── Data for this exercise ──

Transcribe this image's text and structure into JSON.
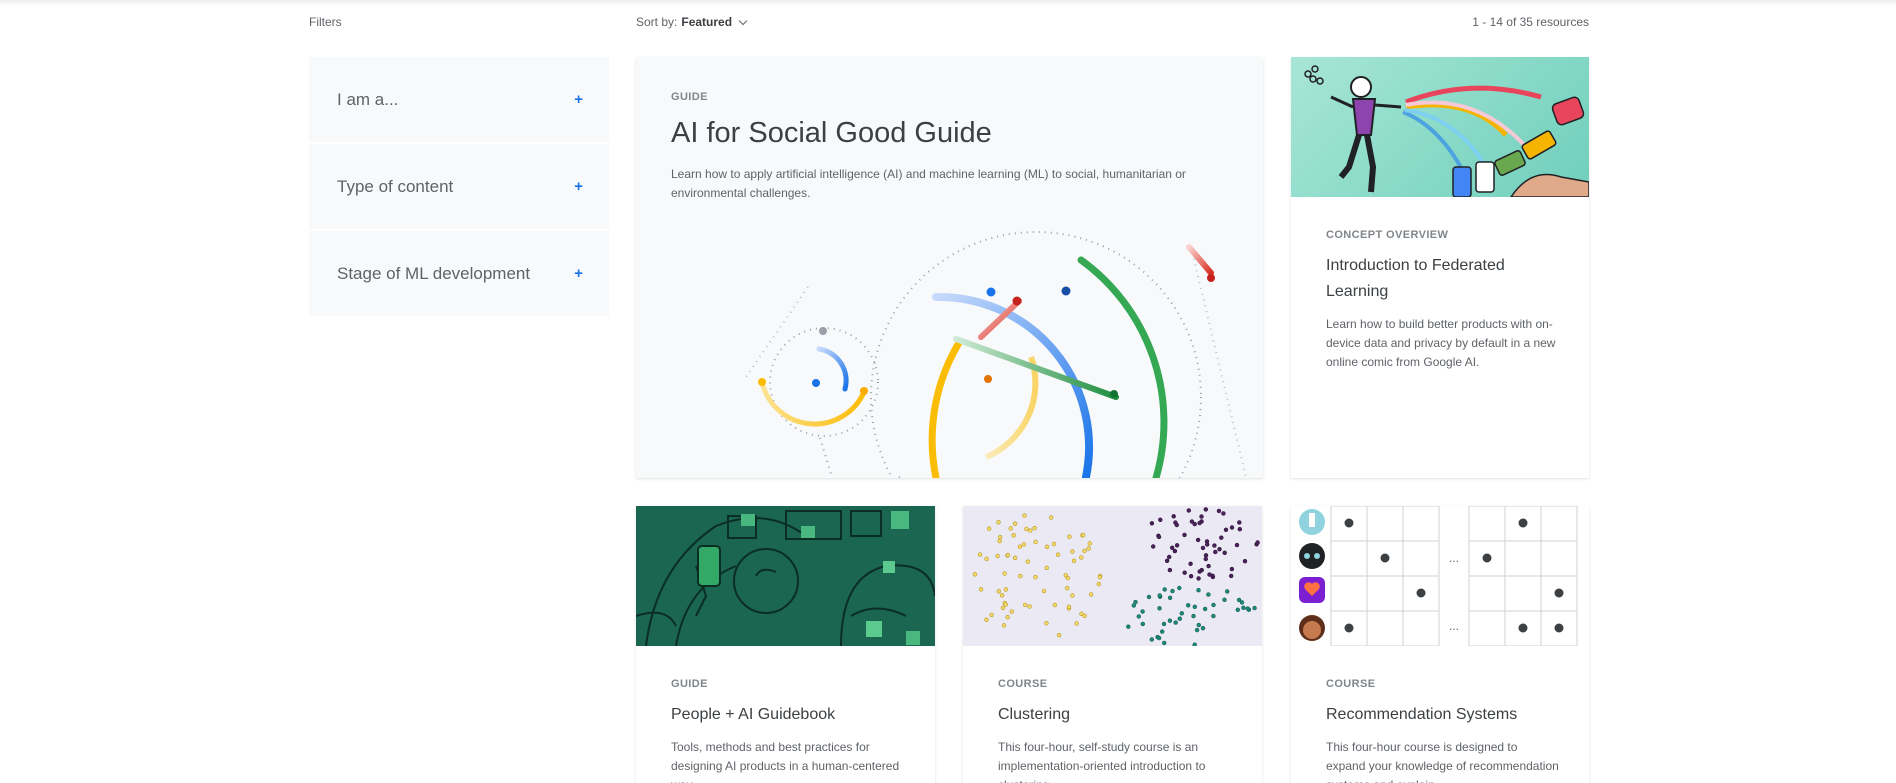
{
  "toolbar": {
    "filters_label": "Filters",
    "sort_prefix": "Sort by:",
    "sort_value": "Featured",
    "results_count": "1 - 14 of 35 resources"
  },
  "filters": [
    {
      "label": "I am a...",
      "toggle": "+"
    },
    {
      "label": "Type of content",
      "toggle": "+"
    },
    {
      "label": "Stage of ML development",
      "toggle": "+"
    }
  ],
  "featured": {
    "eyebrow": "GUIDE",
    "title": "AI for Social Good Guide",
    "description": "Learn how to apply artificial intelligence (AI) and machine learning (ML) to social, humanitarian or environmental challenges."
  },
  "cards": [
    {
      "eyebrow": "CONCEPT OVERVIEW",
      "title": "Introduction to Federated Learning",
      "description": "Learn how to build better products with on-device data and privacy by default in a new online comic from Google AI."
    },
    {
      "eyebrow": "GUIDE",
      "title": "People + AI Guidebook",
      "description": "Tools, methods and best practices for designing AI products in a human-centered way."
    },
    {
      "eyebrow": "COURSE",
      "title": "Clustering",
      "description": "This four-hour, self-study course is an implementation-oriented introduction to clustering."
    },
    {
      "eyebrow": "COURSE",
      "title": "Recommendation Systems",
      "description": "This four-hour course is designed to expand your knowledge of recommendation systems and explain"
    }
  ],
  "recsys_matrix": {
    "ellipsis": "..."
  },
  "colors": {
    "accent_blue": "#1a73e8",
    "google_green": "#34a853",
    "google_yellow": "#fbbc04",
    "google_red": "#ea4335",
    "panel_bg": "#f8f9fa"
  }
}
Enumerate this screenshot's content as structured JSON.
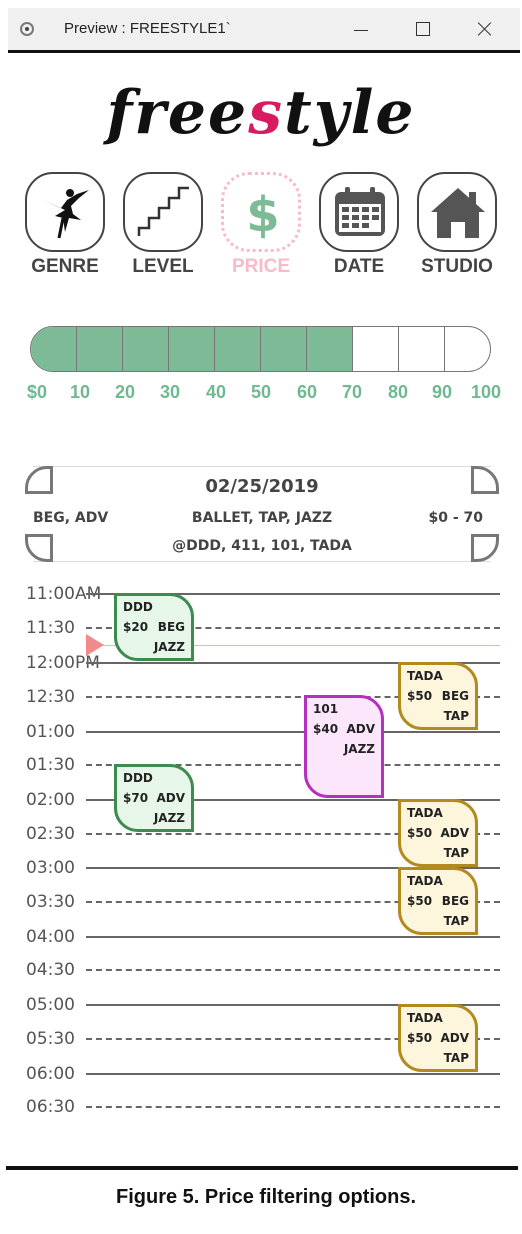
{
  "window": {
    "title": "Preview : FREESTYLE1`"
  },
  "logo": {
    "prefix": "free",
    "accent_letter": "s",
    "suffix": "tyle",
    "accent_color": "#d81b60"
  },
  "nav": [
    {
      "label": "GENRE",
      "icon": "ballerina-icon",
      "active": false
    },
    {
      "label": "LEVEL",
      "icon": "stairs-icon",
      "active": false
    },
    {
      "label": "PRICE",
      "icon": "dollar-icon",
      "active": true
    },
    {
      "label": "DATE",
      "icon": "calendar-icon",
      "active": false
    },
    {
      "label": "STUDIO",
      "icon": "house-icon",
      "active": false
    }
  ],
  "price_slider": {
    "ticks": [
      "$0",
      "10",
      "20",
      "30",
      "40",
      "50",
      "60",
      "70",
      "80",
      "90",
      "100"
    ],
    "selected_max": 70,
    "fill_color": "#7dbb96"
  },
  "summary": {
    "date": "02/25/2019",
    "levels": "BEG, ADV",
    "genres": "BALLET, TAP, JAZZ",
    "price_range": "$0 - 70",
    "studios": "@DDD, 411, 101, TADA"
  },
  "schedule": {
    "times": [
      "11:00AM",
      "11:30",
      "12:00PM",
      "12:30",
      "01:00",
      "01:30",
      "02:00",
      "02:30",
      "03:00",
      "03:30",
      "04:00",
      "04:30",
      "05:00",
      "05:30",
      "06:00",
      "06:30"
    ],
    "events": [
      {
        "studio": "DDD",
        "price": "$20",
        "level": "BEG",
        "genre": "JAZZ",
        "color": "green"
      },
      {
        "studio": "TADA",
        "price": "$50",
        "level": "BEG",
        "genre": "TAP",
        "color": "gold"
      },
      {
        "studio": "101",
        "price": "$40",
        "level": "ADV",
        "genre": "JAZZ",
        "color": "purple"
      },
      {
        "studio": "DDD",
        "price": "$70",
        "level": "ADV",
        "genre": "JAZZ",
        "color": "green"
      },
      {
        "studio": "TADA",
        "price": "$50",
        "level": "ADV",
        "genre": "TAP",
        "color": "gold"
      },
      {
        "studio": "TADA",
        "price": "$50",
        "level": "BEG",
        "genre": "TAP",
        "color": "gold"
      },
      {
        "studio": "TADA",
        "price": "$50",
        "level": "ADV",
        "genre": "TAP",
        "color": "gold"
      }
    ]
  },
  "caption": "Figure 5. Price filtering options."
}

───
── Data for this exercise ──

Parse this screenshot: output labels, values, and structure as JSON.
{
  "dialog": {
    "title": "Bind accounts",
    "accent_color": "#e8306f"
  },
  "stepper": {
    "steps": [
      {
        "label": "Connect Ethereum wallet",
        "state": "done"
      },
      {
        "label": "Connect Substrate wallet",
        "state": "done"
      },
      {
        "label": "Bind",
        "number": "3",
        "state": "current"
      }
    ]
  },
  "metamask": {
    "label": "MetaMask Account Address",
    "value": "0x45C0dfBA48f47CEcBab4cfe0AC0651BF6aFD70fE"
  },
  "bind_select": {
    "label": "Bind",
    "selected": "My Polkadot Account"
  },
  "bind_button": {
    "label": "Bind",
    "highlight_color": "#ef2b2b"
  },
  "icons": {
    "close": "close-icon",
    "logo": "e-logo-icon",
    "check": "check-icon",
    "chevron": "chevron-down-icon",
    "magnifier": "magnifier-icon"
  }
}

───

→ **What is being asked**
In the entries above, some lines may contain the string "four"; report how many, without additional comment.

→ **Result of the task**
2